> WORK TO BE COMPLETED
Pull out every line containing the string "color".

> DATA EXCERPTS

§ §

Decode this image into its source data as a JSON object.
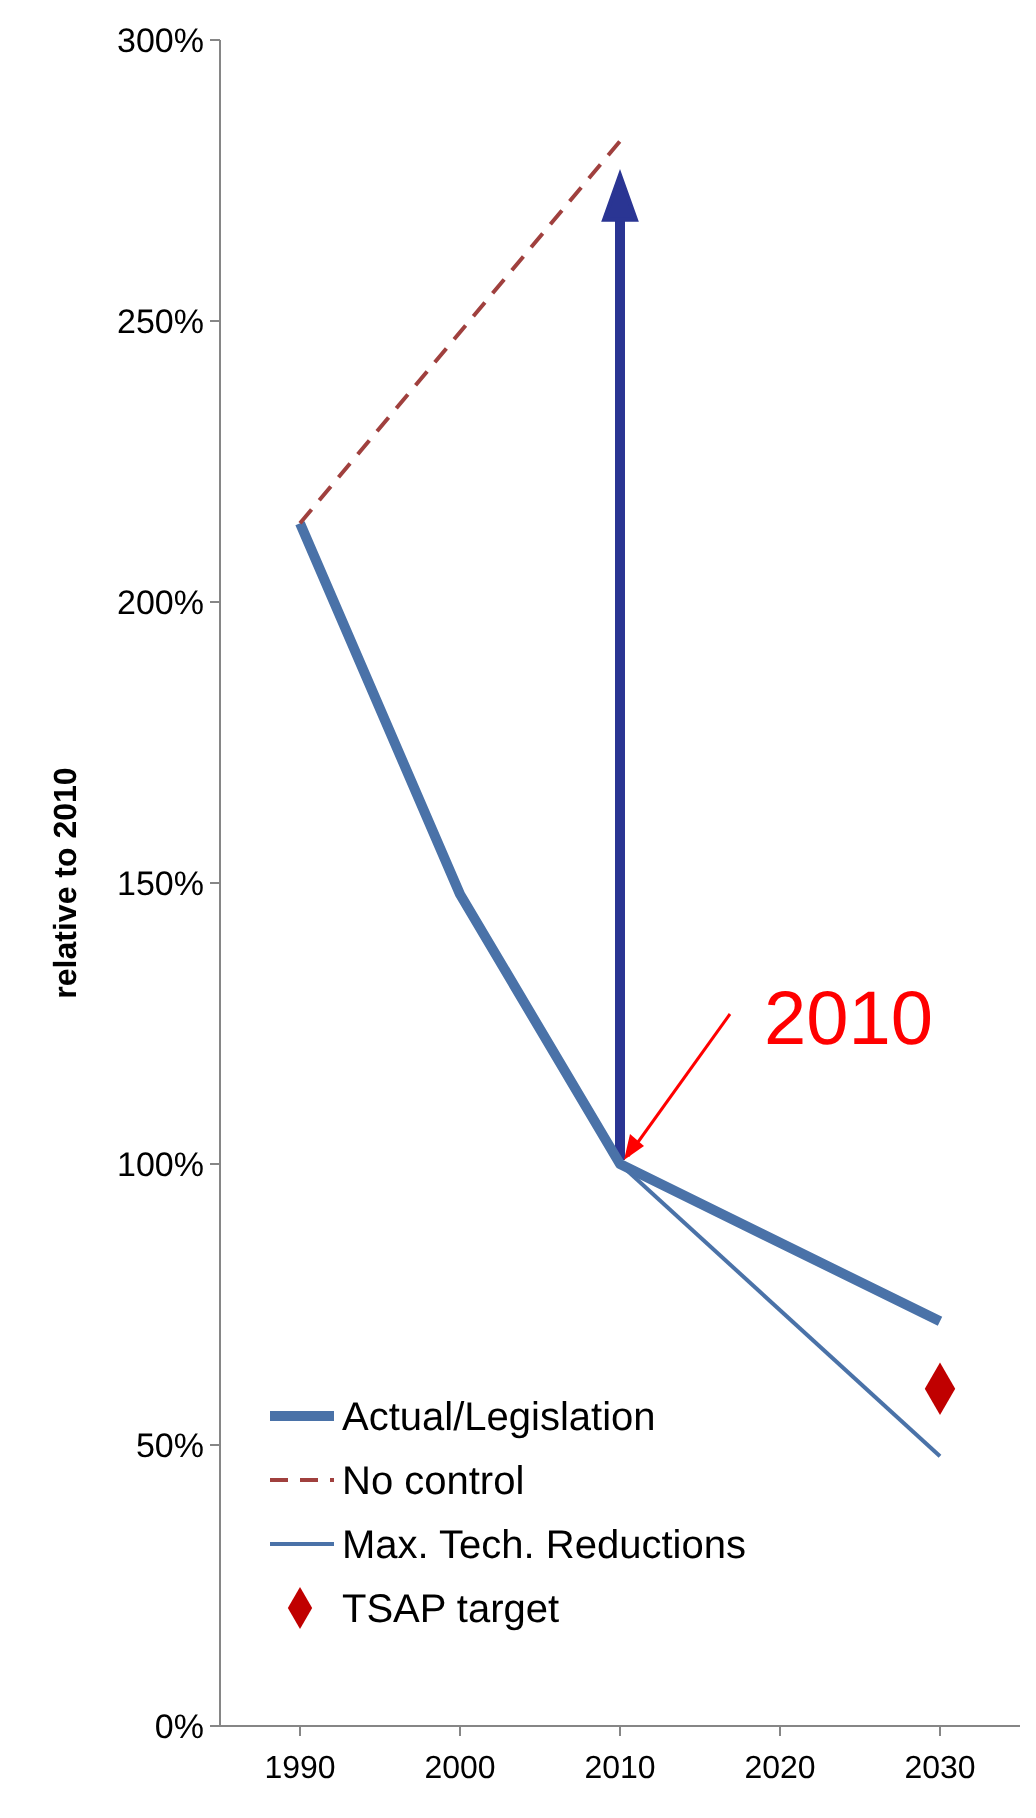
{
  "chart_data": {
    "type": "line",
    "ylabel": "relative to 2010",
    "xlim": [
      1985,
      2035
    ],
    "xticks": [
      1990,
      2000,
      2010,
      2020,
      2030
    ],
    "ylim": [
      0,
      300
    ],
    "yticks": [
      {
        "value": 0,
        "label": "0%"
      },
      {
        "value": 50,
        "label": "50%"
      },
      {
        "value": 100,
        "label": "100%"
      },
      {
        "value": 150,
        "label": "150%"
      },
      {
        "value": 200,
        "label": "200%"
      },
      {
        "value": 250,
        "label": "250%"
      },
      {
        "value": 300,
        "label": "300%"
      }
    ],
    "grid": false,
    "legend": "bottom left",
    "marker": "none",
    "series": [
      {
        "name": "Actual/Legislation",
        "color": "#4a72a8",
        "x": [
          1990,
          2000,
          2010,
          2030
        ],
        "values": [
          214,
          148,
          100,
          72
        ],
        "line_style": "solid"
      },
      {
        "name": "No control",
        "color": "#a0403e",
        "x": [
          1990,
          2010
        ],
        "values": [
          214,
          282
        ],
        "line_style": "dashed"
      },
      {
        "name": "Max. Tech. Reductions",
        "color": "#4a72a8",
        "x": [
          2010,
          2030
        ],
        "values": [
          100,
          48
        ],
        "line_style": "solid"
      },
      {
        "name": "TSAP target",
        "type": "scatter",
        "color": "#c00000",
        "marker": "diamond",
        "x": [
          2030
        ],
        "values": [
          60
        ]
      }
    ],
    "annotations": [
      {
        "text": "2010",
        "x": 2010,
        "y": 100
      }
    ]
  }
}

§ §

> WORKED ANSWER
        "color": "#4a72a8",
        "color": "#a0403e",
        "color": "#4a72a8",
        "color": "#c00000",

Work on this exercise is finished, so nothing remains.